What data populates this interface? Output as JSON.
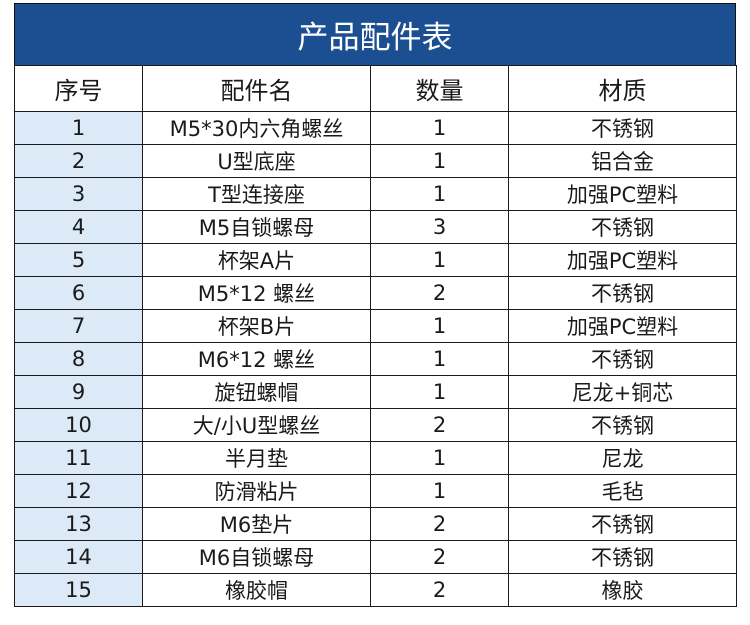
{
  "title": "产品配件表",
  "headers": [
    "序号",
    "配件名",
    "数量",
    "材质"
  ],
  "rows": [
    [
      "1",
      "M5*30内六角螺丝",
      "1",
      "不锈钢"
    ],
    [
      "2",
      "U型底座",
      "1",
      "铝合金"
    ],
    [
      "3",
      "T型连接座",
      "1",
      "加强PC塑料"
    ],
    [
      "4",
      "M5自锁螺母",
      "3",
      "不锈钢"
    ],
    [
      "5",
      "杯架A片",
      "1",
      "加强PC塑料"
    ],
    [
      "6",
      "M5*12 螺丝",
      "2",
      "不锈钢"
    ],
    [
      "7",
      "杯架B片",
      "1",
      "加强PC塑料"
    ],
    [
      "8",
      "M6*12 螺丝",
      "1",
      "不锈钢"
    ],
    [
      "9",
      "旋钮螺帽",
      "1",
      "尼龙+铜芯"
    ],
    [
      "10",
      "大/小U型螺丝",
      "2",
      "不锈钢"
    ],
    [
      "11",
      "半月垫",
      "1",
      "尼龙"
    ],
    [
      "12",
      "防滑粘片",
      "1",
      "毛毡"
    ],
    [
      "13",
      "M6垫片",
      "2",
      "不锈钢"
    ],
    [
      "14",
      "M6自锁螺母",
      "2",
      "不锈钢"
    ],
    [
      "15",
      "橡胶帽",
      "2",
      "橡胶"
    ]
  ],
  "colors": {
    "title_bg": "#1b4f91",
    "number_col_bg": "#dce9f7"
  }
}
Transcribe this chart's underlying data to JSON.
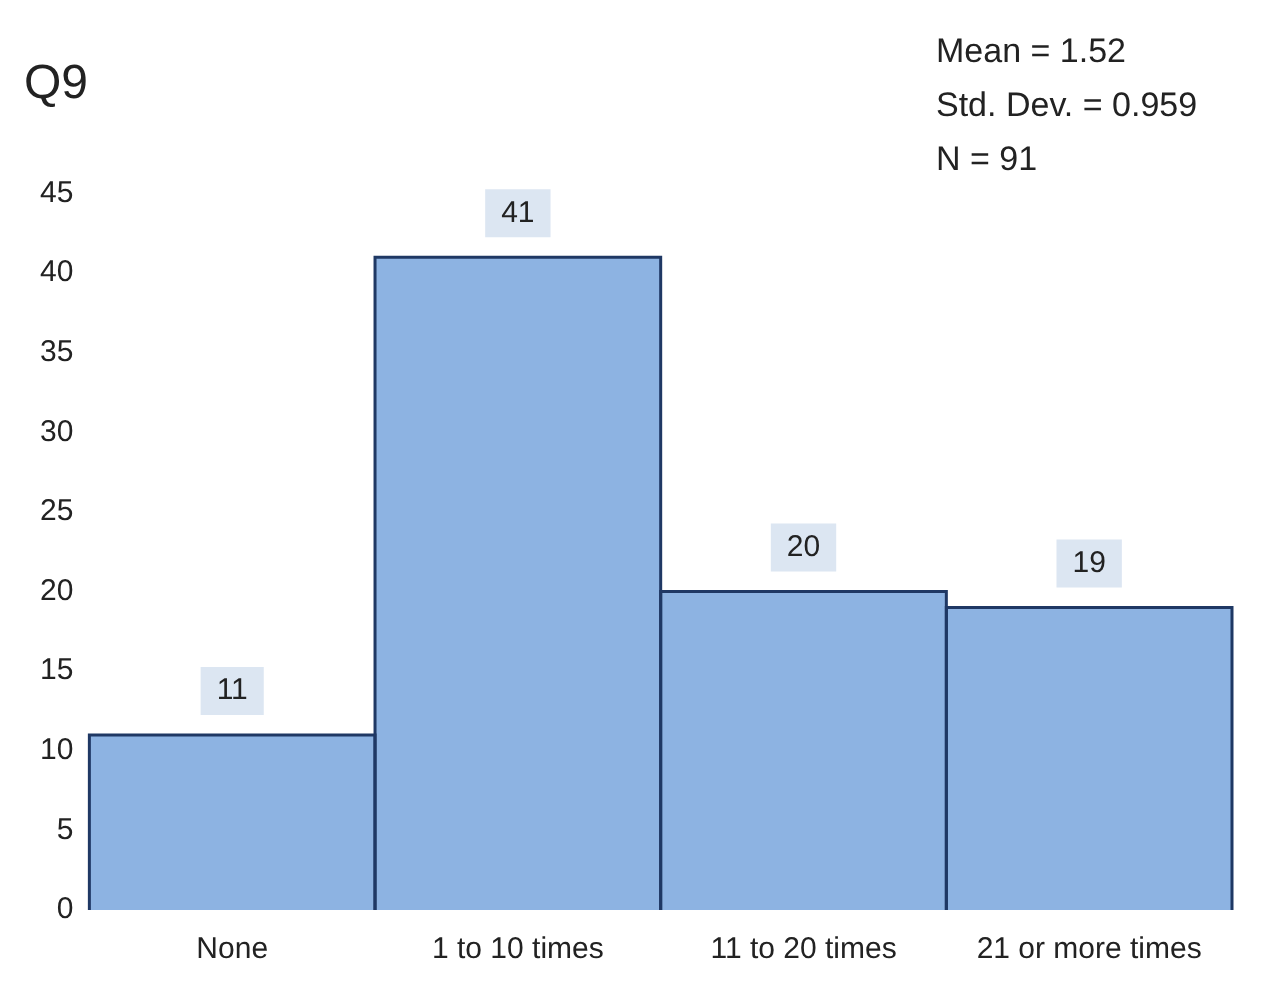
{
  "chart_data": {
    "type": "bar",
    "title": "Q9",
    "categories": [
      "None",
      "1 to 10 times",
      "11 to 20 times",
      "21 or more times"
    ],
    "values": [
      11,
      41,
      20,
      19
    ],
    "color": "#8db3e2",
    "ylim": [
      0,
      45
    ],
    "yticks": [
      0,
      5,
      10,
      15,
      20,
      25,
      30,
      35,
      40,
      45
    ],
    "grid": false,
    "data_labels": true,
    "annotations": [
      "Mean = 1.52",
      "Std. Dev. = 0.959",
      "N = 91"
    ]
  }
}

● Written exercise: Copy out the data above exactly, except the pictures.

● Task response:
What data populates this interface? Output as JSON.
{
  "title": "产品配件表",
  "headers": [
    "序号",
    "配件名",
    "数量",
    "材质"
  ],
  "rows": [
    [
      "1",
      "M5*30内六角螺丝",
      "1",
      "不锈钢"
    ],
    [
      "2",
      "U型底座",
      "1",
      "铝合金"
    ],
    [
      "3",
      "T型连接座",
      "1",
      "加强PC塑料"
    ],
    [
      "4",
      "M5自锁螺母",
      "3",
      "不锈钢"
    ],
    [
      "5",
      "杯架A片",
      "1",
      "加强PC塑料"
    ],
    [
      "6",
      "M5*12 螺丝",
      "2",
      "不锈钢"
    ],
    [
      "7",
      "杯架B片",
      "1",
      "加强PC塑料"
    ],
    [
      "8",
      "M6*12 螺丝",
      "1",
      "不锈钢"
    ],
    [
      "9",
      "旋钮螺帽",
      "1",
      "尼龙+铜芯"
    ],
    [
      "10",
      "大/小U型螺丝",
      "2",
      "不锈钢"
    ],
    [
      "11",
      "半月垫",
      "1",
      "尼龙"
    ],
    [
      "12",
      "防滑粘片",
      "1",
      "毛毡"
    ],
    [
      "13",
      "M6垫片",
      "2",
      "不锈钢"
    ],
    [
      "14",
      "M6自锁螺母",
      "2",
      "不锈钢"
    ],
    [
      "15",
      "橡胶帽",
      "2",
      "橡胶"
    ]
  ],
  "colors": {
    "title_bg": "#1b4f91",
    "number_col_bg": "#dce9f7"
  }
}
Transcribe this chart's underlying data to JSON.
{
  "chart_data": {
    "type": "bar",
    "title": "Q9",
    "categories": [
      "None",
      "1 to 10 times",
      "11 to 20 times",
      "21 or more times"
    ],
    "values": [
      11,
      41,
      20,
      19
    ],
    "color": "#8db3e2",
    "ylim": [
      0,
      45
    ],
    "yticks": [
      0,
      5,
      10,
      15,
      20,
      25,
      30,
      35,
      40,
      45
    ],
    "grid": false,
    "data_labels": true,
    "annotations": [
      "Mean = 1.52",
      "Std. Dev. = 0.959",
      "N = 91"
    ]
  }
}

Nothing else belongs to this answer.